■ GOAL OF THE EXERCISE ■
Take the listing and print it in full, exactly as given.

Collected data
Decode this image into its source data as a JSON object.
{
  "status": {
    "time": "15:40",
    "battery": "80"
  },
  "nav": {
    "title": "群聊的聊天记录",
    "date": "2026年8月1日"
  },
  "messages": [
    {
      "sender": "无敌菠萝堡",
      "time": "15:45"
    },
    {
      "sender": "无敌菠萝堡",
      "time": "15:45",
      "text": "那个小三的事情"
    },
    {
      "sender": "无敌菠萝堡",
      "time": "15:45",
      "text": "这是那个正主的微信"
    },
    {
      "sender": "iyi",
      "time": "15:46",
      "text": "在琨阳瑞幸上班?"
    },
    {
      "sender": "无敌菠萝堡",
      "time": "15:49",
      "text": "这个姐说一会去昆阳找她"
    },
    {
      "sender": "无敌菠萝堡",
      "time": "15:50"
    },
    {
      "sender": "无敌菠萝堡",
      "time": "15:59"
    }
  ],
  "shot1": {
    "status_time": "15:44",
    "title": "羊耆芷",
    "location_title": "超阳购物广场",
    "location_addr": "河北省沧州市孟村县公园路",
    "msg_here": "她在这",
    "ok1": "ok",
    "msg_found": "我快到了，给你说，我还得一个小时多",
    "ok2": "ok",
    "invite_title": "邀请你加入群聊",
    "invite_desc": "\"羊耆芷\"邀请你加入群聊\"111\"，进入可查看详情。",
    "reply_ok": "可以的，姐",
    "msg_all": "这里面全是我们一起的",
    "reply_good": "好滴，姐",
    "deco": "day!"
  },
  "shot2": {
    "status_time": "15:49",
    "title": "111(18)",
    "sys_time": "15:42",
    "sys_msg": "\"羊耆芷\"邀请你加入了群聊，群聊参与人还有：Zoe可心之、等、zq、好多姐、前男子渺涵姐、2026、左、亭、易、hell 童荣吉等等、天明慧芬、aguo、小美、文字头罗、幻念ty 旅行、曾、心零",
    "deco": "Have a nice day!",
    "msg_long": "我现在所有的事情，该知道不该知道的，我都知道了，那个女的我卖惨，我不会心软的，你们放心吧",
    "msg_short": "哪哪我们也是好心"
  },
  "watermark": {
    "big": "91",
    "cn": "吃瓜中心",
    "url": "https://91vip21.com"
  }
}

■ COMPLETE RESPONSE ■
Decode this image into its source data as a JSON object.
{
  "status": {
    "time": "15:40",
    "battery": "80"
  },
  "nav": {
    "title": "群聊的聊天记录",
    "date": "2026年8月1日"
  },
  "messages": [
    {
      "sender": "无敌菠萝堡",
      "time": "15:45"
    },
    {
      "sender": "无敌菠萝堡",
      "time": "15:45",
      "text": "那个小三的事情"
    },
    {
      "sender": "无敌菠萝堡",
      "time": "15:45",
      "text": "这是那个正主的微信"
    },
    {
      "sender": "iyi",
      "time": "15:46",
      "text": "在琨阳瑞幸上班?"
    },
    {
      "sender": "无敌菠萝堡",
      "time": "15:49",
      "text": "这个姐说一会去昆阳找她"
    },
    {
      "sender": "无敌菠萝堡",
      "time": "15:50"
    },
    {
      "sender": "无敌菠萝堡",
      "time": "15:59"
    }
  ],
  "shot1": {
    "status_time": "15:44",
    "title": "羊耆芷",
    "location_title": "超阳购物广场",
    "location_addr": "河北省沧州市孟村县公园路",
    "msg_here": "她在这",
    "ok1": "ok",
    "msg_found": "我快到了，给你说，我还得一个小时多",
    "ok2": "ok",
    "invite_title": "邀请你加入群聊",
    "invite_desc": "\"羊耆芷\"邀请你加入群聊\"111\"，进入可查看详情。",
    "reply_ok": "可以的，姐",
    "msg_all": "这里面全是我们一起的",
    "reply_good": "好滴，姐",
    "deco": "day!"
  },
  "shot2": {
    "status_time": "15:49",
    "title": "111(18)",
    "sys_time": "15:42",
    "sys_msg": "\"羊耆芷\"邀请你加入了群聊，群聊参与人还有：Zoe可心之、等、zq、好多姐、前男子渺涵姐、2026、左、亭、易、hell 童荣吉等等、天明慧芬、aguo、小美、文字头罗、幻念ty 旅行、曾、心零",
    "deco": "Have a nice day!",
    "msg_long": "我现在所有的事情，该知道不该知道的，我都知道了，那个女的我卖惨，我不会心软的，你们放心吧",
    "msg_short": "哪哪我们也是好心"
  },
  "watermark": {
    "big": "91",
    "cn": "吃瓜中心",
    "url": "https://91vip21.com"
  }
}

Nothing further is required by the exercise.